## Document excerpt
........
Helping Doctors Through the Coding and Billing Maze

When they bill a procedure, physicians match their work with a special code for reimbursement. Sometimes – all too often – there is a mismatch, and the numbers don’t add up.

It is becoming so confusing that many docs don’t want to deal with it, but that causes problems up the road, as physicians and health systems evaluate procedures, the kind of diseases being treated, and reimbursement. Lots of money is being lost all around.

Incorrect coding is to blame for nearly half of improper claims submitted to Medicare, and the monetary losses increased from $57.8 billion in Medicare and Medicaid payments in 2015, and $68 billion in 2016. When the government is unsure what’s going on, it carries out what doctors dread: audits.

The audits themselves are causing disarray among physicians and hospital systems. Having conflict with the government is one thing, and that draws big headlines. But there is often the unspoken side to this: doctors and hospital systems are also hurting themselves, by improperly filing codes that cheat themselves out of millions of dollars and undermine their quality of care, says Adrian Velasquez, CEO and founder of predictive analytics provider Fi-Med, based in Brookfield, Wi.
........
## Record excerpts
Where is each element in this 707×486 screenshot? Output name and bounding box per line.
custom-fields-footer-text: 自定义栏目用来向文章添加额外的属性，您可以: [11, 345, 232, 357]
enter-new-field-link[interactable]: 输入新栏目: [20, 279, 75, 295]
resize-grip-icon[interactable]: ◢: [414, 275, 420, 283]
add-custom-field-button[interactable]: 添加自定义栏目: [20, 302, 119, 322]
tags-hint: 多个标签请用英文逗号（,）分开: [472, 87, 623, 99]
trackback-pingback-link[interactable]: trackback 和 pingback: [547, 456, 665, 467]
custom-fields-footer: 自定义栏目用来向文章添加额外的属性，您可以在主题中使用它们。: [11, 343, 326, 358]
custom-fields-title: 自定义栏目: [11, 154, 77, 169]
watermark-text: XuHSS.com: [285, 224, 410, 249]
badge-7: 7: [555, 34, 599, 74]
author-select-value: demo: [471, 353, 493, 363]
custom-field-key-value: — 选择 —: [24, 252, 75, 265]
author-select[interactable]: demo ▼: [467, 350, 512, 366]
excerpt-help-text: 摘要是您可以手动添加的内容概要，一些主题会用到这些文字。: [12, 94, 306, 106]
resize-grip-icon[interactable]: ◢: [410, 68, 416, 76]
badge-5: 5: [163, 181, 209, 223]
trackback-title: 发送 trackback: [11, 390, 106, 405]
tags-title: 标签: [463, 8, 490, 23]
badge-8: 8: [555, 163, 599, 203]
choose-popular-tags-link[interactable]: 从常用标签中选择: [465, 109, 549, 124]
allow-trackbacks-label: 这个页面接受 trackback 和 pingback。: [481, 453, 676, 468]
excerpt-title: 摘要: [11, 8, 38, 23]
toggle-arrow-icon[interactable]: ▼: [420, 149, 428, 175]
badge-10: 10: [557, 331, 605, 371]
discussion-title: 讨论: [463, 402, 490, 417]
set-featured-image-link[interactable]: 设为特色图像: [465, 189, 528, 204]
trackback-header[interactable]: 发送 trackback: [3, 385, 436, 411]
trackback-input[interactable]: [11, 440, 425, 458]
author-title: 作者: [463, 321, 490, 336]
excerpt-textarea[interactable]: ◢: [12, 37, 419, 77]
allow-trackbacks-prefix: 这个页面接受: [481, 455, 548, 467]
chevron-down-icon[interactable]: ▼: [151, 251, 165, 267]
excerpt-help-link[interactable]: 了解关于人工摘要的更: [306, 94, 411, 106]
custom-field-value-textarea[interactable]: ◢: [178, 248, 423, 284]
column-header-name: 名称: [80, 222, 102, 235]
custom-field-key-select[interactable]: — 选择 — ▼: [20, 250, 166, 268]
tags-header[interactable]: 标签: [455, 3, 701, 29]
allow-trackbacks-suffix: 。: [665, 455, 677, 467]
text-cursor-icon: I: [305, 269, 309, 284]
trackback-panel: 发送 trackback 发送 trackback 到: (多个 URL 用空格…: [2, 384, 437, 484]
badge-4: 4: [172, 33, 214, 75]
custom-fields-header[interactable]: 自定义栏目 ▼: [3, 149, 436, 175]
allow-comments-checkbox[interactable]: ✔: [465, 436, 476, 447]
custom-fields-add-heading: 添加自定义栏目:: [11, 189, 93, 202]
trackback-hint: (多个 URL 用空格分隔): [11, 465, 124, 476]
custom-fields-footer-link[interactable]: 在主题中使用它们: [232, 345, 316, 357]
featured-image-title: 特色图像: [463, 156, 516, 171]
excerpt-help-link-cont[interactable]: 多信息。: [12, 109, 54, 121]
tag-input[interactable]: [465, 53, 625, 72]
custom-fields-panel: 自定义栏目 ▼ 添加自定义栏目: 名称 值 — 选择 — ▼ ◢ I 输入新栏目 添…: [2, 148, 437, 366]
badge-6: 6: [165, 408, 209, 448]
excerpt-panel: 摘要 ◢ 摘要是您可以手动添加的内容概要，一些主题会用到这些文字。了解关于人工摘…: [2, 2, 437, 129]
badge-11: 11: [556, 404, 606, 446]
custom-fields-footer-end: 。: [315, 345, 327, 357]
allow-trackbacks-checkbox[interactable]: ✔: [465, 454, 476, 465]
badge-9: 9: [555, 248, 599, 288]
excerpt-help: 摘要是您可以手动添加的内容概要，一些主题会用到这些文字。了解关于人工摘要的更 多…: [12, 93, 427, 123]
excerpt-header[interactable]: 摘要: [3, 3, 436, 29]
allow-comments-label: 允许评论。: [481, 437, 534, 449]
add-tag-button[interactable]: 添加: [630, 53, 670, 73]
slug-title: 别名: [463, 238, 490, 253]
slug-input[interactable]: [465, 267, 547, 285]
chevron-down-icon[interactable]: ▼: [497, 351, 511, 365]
........
## Using the information
1. Rewrite everything in the coding and billing article from "It is becoming" down to "lost all around.", replacing "docs" with "doctors".
2. List the things that physicians and health systems evaluate, according to the coding and billing article.

## Responses to the exercise
1.
It is becoming so confusing that many doctors don’t want to deal with it, but that causes problems up the road, as physicians and health systems evaluate procedures, the kind of diseases being treated, and reimbursement. Lots of money is being lost all around.

2.
- procedures
- the kind of diseases being treated
- reimbursement